-------- Trecho do texto

SAFATLE, Vladimir (2015) O circuito dos afetos. São Paulo: CosacNaify.


A imagem da limusine descrita em Cosmópolis de Don DeLillo, e aludida em O circuito dos afetos, talvez seja o melhor desenho do fito que conduziu Vladimir Safatle em suas investigações. Embora referida para explicar fenômenos de outra natureza, não seria difícil compreendê-la como um quadro às avessas do estilo a que ele se entrega. Afetado pelo caráter urgente dos acontecimentos do mundo, Safatle usa a pena de forma a estilhaçar anteparos protetores. Nem vidros de carros, nem barreiras que preservam intacta a Torre de Marfim são capazes de deter seu pensamento ou transformar sua sofisticada escrita em pretexto para a clausura esotérica.


Sabe-se que o autor penetra em vários âmbitos do debate público. Embora afetadas pelas teias da atualidade, suas ideias não são respostas imediatas, carregadas de emoções panfletárias. A matéria é talhada com fôlego e inteligência, sem que esse processo sublimatório se consuma em sua totalidade e esgote a seiva que o impulsiona. Em O circuito dos afetos, a aventura se desenrola como um prisma dispersivo, cujas cores perfazem diferentes linhas de fuga.

----------------
-------- Informações exibidas

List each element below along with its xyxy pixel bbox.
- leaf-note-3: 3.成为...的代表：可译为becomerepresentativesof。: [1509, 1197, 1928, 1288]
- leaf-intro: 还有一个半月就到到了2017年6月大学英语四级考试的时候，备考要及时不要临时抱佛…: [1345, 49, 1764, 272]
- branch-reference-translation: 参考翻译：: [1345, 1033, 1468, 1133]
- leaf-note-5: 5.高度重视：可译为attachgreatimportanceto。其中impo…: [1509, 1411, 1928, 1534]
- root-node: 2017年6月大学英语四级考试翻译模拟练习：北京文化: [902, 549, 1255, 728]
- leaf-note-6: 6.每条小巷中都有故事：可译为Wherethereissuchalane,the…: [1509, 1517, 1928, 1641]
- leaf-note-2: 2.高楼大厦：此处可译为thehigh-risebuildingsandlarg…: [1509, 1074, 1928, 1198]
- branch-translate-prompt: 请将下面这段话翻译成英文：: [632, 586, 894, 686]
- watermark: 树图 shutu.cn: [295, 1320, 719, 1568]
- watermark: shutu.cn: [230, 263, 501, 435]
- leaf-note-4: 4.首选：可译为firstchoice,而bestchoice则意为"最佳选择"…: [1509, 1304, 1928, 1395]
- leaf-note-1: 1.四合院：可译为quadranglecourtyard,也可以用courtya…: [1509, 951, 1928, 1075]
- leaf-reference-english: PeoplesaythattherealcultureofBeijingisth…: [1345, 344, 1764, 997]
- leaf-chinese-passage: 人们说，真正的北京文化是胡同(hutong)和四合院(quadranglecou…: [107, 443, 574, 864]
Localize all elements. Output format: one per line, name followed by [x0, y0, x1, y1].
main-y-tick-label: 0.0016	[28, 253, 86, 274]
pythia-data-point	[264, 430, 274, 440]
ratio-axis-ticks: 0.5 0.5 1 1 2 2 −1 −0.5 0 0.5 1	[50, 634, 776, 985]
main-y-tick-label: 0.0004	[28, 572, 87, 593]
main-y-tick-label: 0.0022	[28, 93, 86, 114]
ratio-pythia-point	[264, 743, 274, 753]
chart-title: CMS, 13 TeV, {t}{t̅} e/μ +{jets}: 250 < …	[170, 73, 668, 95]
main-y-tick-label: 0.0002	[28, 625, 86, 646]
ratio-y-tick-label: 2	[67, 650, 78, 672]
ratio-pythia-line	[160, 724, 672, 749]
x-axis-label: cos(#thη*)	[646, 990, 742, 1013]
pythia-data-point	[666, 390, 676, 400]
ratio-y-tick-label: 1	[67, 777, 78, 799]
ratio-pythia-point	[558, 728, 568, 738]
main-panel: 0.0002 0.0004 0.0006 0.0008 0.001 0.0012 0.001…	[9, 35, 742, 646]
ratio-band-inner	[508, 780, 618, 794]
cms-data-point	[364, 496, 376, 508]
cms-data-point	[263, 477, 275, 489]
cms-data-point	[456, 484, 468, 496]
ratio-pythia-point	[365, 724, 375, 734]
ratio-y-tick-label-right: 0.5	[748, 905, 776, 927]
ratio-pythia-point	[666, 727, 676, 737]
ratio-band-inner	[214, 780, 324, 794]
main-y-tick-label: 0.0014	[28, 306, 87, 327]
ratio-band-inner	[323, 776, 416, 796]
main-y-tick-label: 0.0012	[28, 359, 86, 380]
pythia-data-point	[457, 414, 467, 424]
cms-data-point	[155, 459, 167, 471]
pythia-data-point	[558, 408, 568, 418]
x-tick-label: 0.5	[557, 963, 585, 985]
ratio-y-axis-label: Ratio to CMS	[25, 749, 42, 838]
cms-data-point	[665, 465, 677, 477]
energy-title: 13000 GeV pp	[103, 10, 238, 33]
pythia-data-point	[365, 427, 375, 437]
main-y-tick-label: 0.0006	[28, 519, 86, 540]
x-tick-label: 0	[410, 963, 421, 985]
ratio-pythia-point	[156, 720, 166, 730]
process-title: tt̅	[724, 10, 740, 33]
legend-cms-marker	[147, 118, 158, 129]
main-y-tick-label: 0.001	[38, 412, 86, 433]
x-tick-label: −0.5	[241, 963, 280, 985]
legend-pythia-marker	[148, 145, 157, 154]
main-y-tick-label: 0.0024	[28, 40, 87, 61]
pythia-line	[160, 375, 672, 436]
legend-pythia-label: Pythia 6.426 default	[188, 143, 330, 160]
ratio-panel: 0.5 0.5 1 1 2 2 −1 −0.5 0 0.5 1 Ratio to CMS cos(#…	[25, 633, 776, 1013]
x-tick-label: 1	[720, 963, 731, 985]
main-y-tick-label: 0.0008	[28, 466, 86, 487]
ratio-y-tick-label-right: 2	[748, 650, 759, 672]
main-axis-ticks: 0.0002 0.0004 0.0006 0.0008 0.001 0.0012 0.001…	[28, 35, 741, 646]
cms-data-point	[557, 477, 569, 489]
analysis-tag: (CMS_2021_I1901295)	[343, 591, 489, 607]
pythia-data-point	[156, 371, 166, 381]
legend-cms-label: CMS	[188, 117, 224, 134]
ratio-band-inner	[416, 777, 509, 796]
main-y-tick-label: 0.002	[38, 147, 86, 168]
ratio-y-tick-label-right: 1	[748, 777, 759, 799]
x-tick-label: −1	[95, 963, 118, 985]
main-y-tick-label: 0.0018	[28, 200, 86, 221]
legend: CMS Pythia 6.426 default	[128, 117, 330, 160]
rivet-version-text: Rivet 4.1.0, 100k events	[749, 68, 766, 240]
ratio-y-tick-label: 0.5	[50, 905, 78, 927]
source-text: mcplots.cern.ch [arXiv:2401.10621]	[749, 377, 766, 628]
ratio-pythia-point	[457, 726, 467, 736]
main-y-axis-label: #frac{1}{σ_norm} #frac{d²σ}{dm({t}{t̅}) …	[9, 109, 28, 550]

----------------

Lista de exercícios:
1. Segundo a resenha sobre O circuito dos afetos, qual imagem do romance Cosmópolis, de Don DeLillo, talvez seja o melhor desenho do propósito que conduziu Vladimir Safatle em suas investigações?
2. Continue a resenha sobre O circuito dos afetos a partir da última frase apresentada.

Respostas a seguir:
1. A imagem da limusine descrita em Cosmópolis.

2.
Por cada um desses feixes de luz, e entre eles, o filósofo faz ver que circulam afetos. Caberia por isso perguntar quais afetos refratam também da leitura do livro. Entre outras coisas, O circuito dos afetos é obra que incita à coragem. Mostrando como o medo é um dispositivo que fundamenta o contrato social de viés hobbesiano, a escrita de Safatle é um convite a transpor esse limite, cujos fins últimos estariam ligados à preservação da integralidade do indivíduo[1]. O Estado hobbesiano, representado pelo rei-soberano, promete uma proteção social que dilui o campo dos afetos e atinge um “espaço de relação de não relações”, exigindo a renúncia pulsional para conter a constante ameaça de uma guerra de todos contra todos.


Entretanto, o que está sempre em pauta nesse livro é a falácia de tal construção, que orienta a vida política há séculos. Dentro desses moldes, o Estado transforma os sujeitos em figuras carentes da tutela de um grande e poderoso pai. A questão que Safatle insiste em colocar é: por que o desamparo seria algo a se evitar? Recorrendo aos escritos de Freud, declara de modo incisivo que é do desamparo que derivam a emancipação e a coragem para se apresentar nu diante das possibilidades da vida. Afirmando-o, o sujeito abre-se para os vínculos sociais e coloca-se diante das indeterminações próprias ao desejo.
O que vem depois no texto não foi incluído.